**AIM**
Reproduce the listing word for word. Skip any image.
··· EXTRACTED MATERIAL ···
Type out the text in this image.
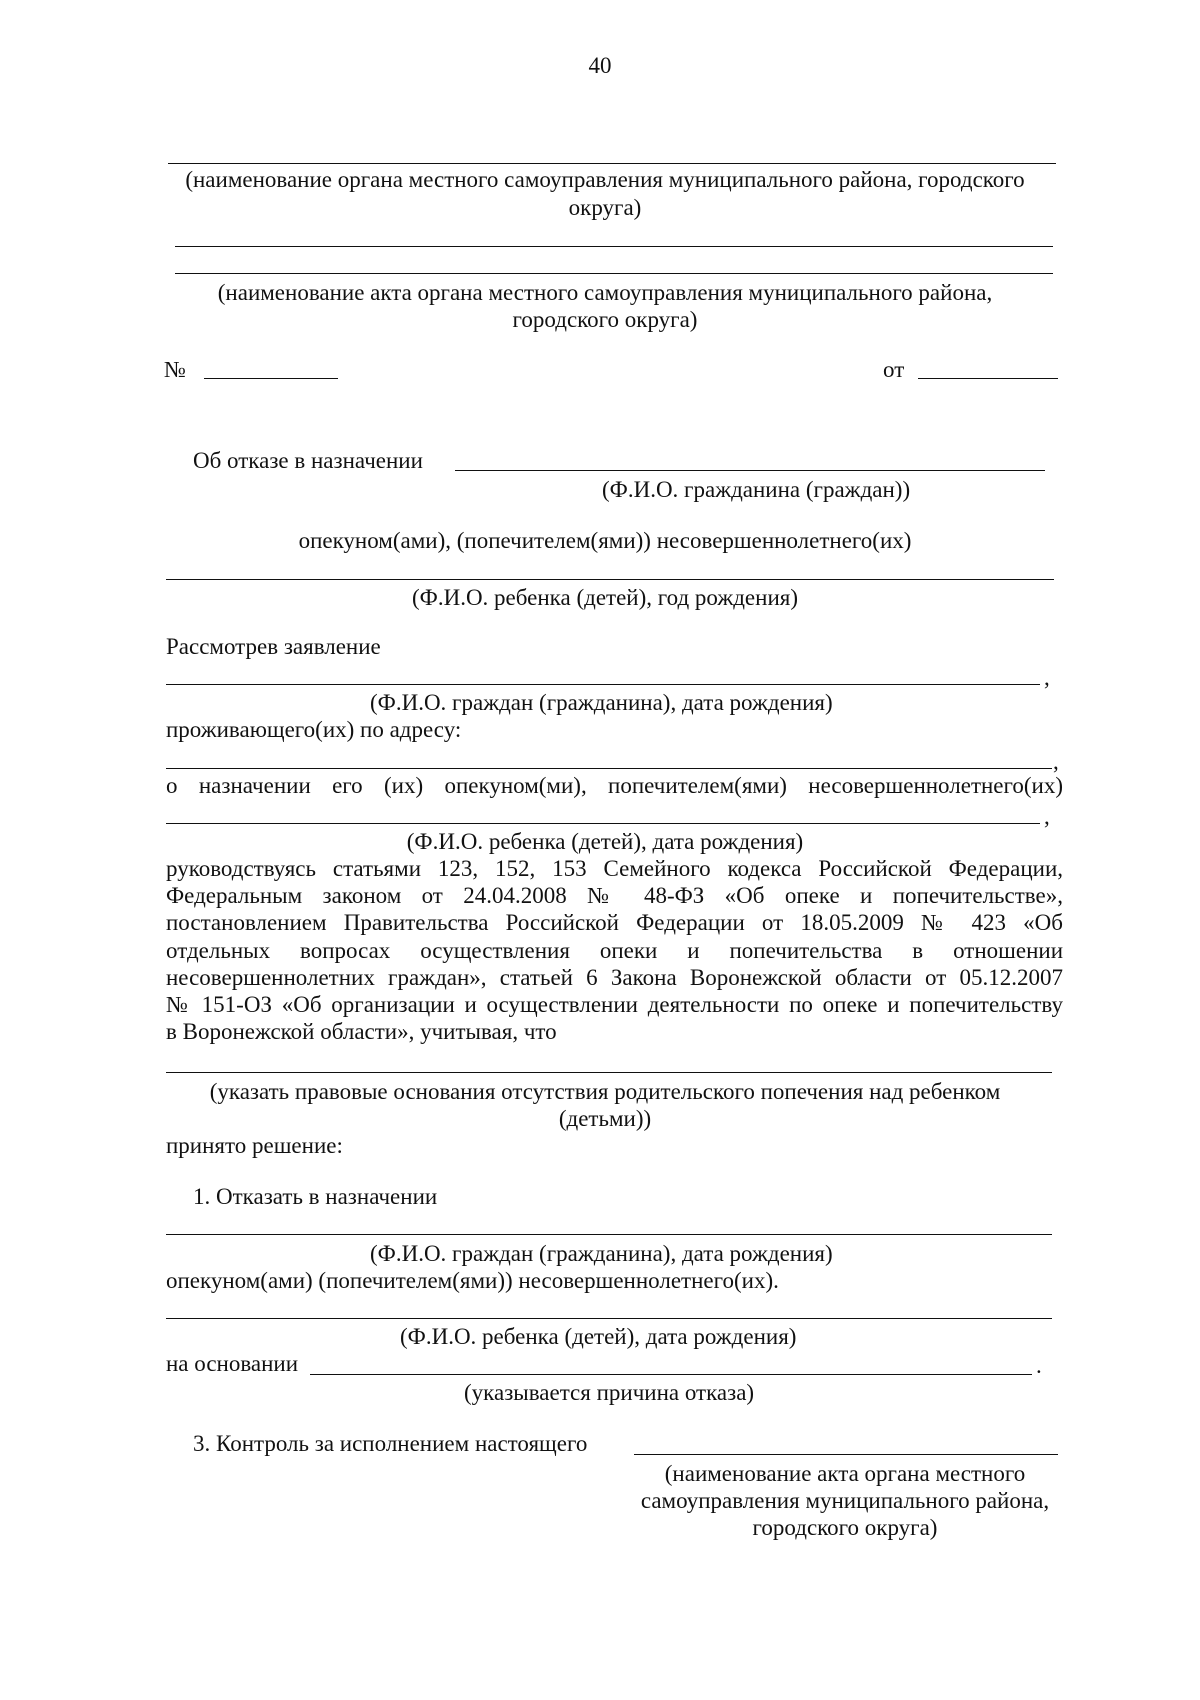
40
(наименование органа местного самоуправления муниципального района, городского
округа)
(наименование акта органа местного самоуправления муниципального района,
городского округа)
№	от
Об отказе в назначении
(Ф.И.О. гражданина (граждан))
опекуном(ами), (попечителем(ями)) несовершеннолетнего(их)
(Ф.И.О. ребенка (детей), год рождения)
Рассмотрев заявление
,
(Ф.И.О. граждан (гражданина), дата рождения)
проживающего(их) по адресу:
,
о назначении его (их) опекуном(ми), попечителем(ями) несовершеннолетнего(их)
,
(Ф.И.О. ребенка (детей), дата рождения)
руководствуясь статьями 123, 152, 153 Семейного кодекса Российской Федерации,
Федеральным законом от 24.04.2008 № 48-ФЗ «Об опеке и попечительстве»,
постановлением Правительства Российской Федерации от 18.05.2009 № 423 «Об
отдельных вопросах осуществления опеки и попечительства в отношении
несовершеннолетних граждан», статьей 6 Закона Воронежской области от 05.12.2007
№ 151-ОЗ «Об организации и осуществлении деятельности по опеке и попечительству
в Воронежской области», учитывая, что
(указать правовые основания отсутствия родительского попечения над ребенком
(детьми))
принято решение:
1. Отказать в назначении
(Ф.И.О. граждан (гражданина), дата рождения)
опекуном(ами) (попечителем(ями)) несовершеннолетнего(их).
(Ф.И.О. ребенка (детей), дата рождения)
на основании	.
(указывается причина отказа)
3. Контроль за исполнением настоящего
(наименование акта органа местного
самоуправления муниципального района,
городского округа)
···
**RESULT BELOW**
Type out the text in this image.
40
(наименование органа местного самоуправления муниципального района, городского
округа)
(наименование акта органа местного самоуправления муниципального района,
городского округа)
№	от
Об отказе в назначении
(Ф.И.О. гражданина (граждан))
опекуном(ами), (попечителем(ями)) несовершеннолетнего(их)
(Ф.И.О. ребенка (детей), год рождения)
Рассмотрев заявление
,
(Ф.И.О. граждан (гражданина), дата рождения)
проживающего(их) по адресу:
,
о назначении его (их) опекуном(ми), попечителем(ями) несовершеннолетнего(их)
,
(Ф.И.О. ребенка (детей), дата рождения)
руководствуясь статьями 123, 152, 153 Семейного кодекса Российской Федерации,
Федеральным законом от 24.04.2008 № 48-ФЗ «Об опеке и попечительстве»,
постановлением Правительства Российской Федерации от 18.05.2009 № 423 «Об
отдельных вопросах осуществления опеки и попечительства в отношении
несовершеннолетних граждан», статьей 6 Закона Воронежской области от 05.12.2007
№ 151-ОЗ «Об организации и осуществлении деятельности по опеке и попечительству
в Воронежской области», учитывая, что
(указать правовые основания отсутствия родительского попечения над ребенком
(детьми))
принято решение:
1. Отказать в назначении
(Ф.И.О. граждан (гражданина), дата рождения)
опекуном(ами) (попечителем(ями)) несовершеннолетнего(их).
(Ф.И.О. ребенка (детей), дата рождения)
на основании	.
(указывается причина отказа)
3. Контроль за исполнением настоящего
(наименование акта органа местного
самоуправления муниципального района,
городского округа)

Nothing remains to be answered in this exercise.